_TASK STATEMENT_
Drop the pictures, then extract the listing word for word.

Dataset excerpts:
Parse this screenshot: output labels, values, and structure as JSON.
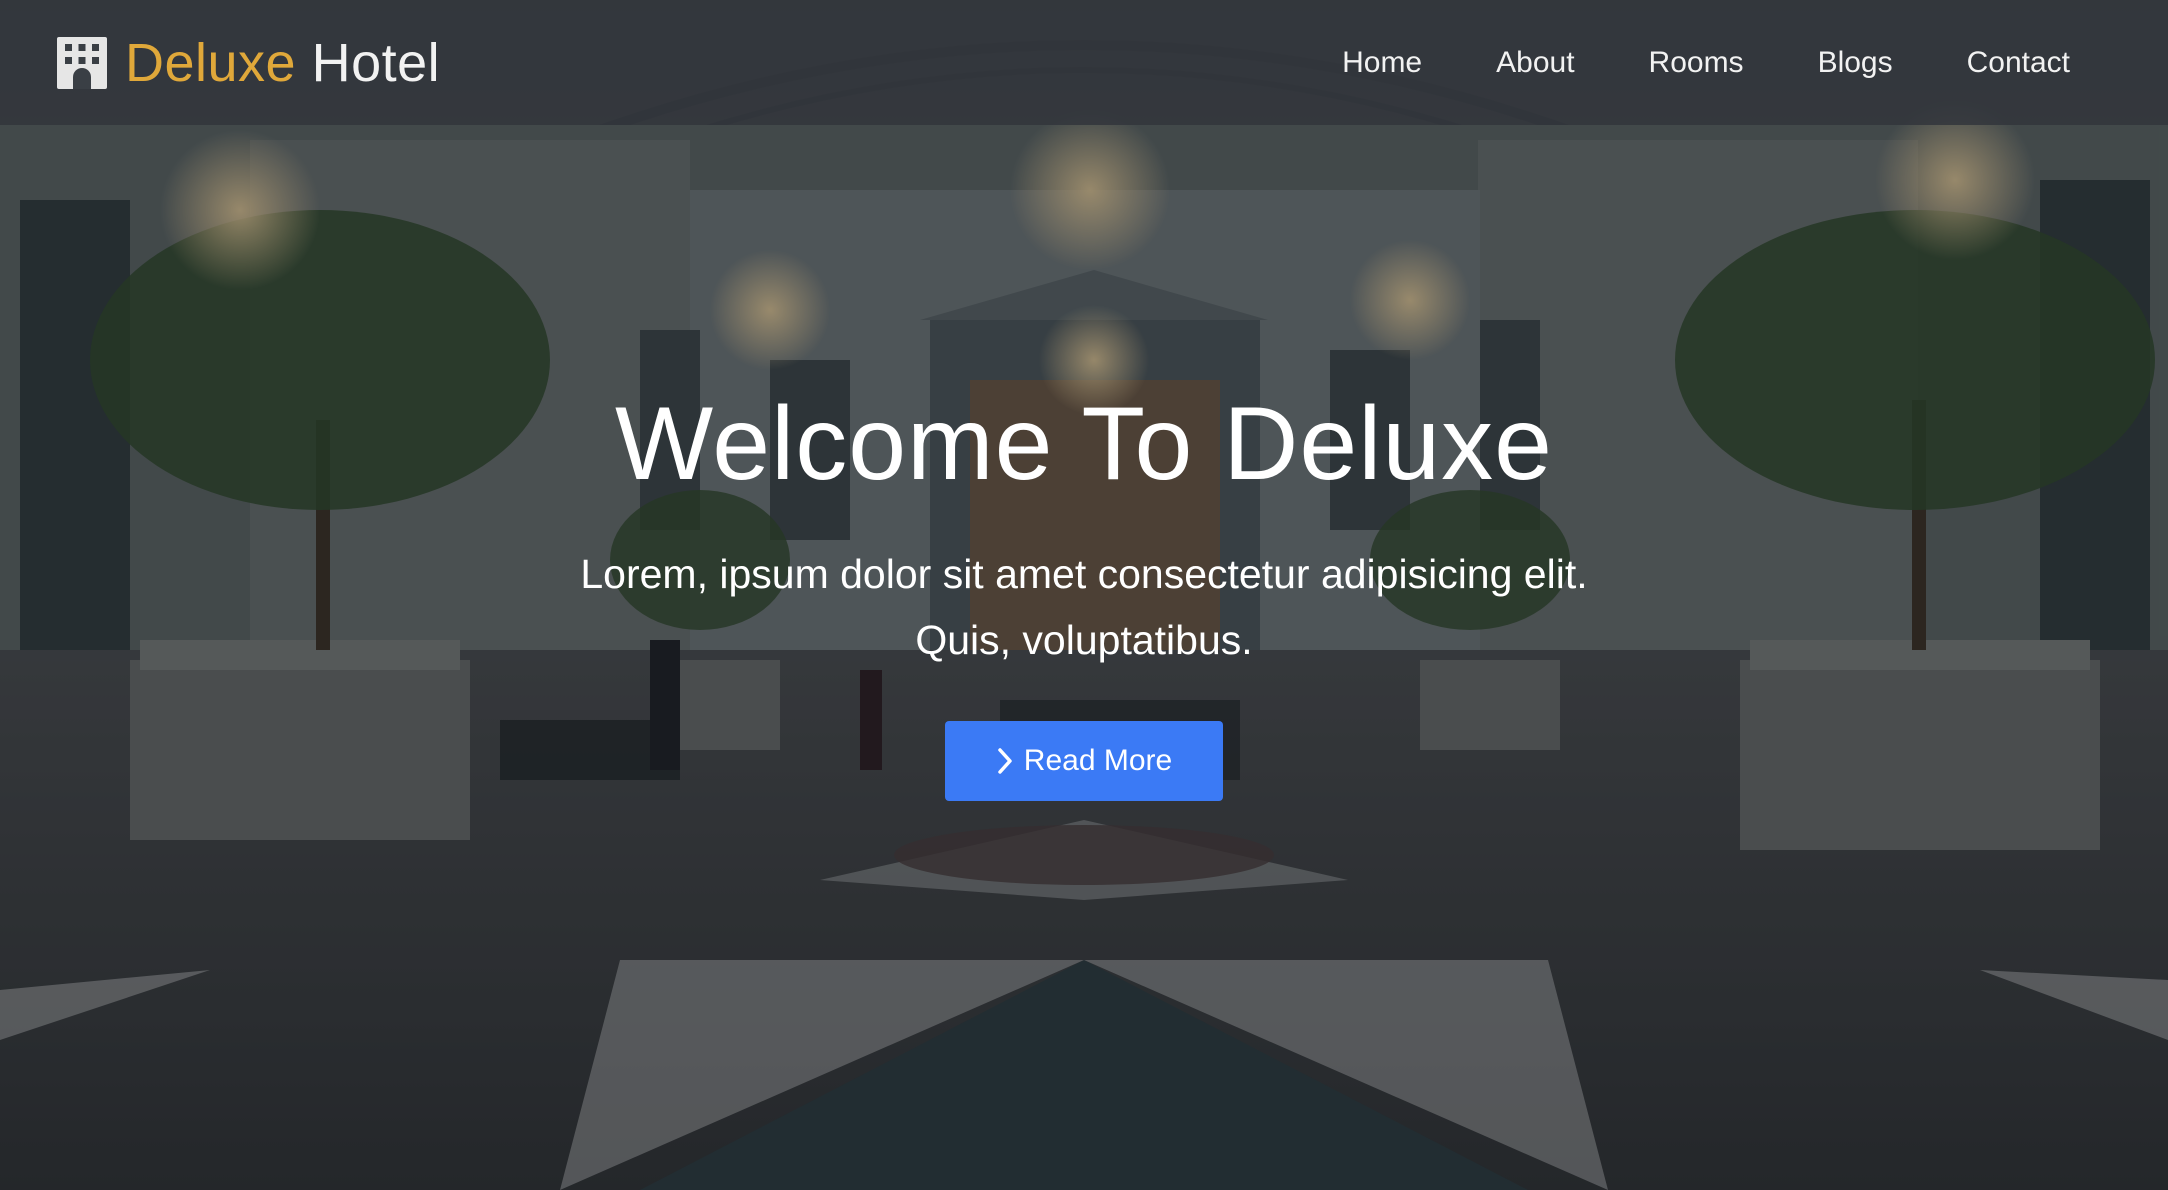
{
  "brand": {
    "accent": "Deluxe",
    "rest": "Hotel",
    "icon": "hotel-building-icon",
    "accent_color": "#e0a83a"
  },
  "nav": {
    "items": [
      "Home",
      "About",
      "Rooms",
      "Blogs",
      "Contact"
    ]
  },
  "hero": {
    "title": "Welcome To Deluxe",
    "subtitle_line1": "Lorem, ipsum dolor sit amet consectetur adipisicing elit.",
    "subtitle_line2": "Quis, voluptatibus.",
    "cta_label": "Read More",
    "cta_icon": "chevron-right-icon",
    "cta_color": "#3b7af5"
  }
}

_FINAL ANSWER_
Parse this screenshot: output labels, values, and structure as JSON.
{
  "brand": {
    "accent": "Deluxe",
    "rest": "Hotel",
    "icon": "hotel-building-icon",
    "accent_color": "#e0a83a"
  },
  "nav": {
    "items": [
      "Home",
      "About",
      "Rooms",
      "Blogs",
      "Contact"
    ]
  },
  "hero": {
    "title": "Welcome To Deluxe",
    "subtitle_line1": "Lorem, ipsum dolor sit amet consectetur adipisicing elit.",
    "subtitle_line2": "Quis, voluptatibus.",
    "cta_label": "Read More",
    "cta_icon": "chevron-right-icon",
    "cta_color": "#3b7af5"
  }
}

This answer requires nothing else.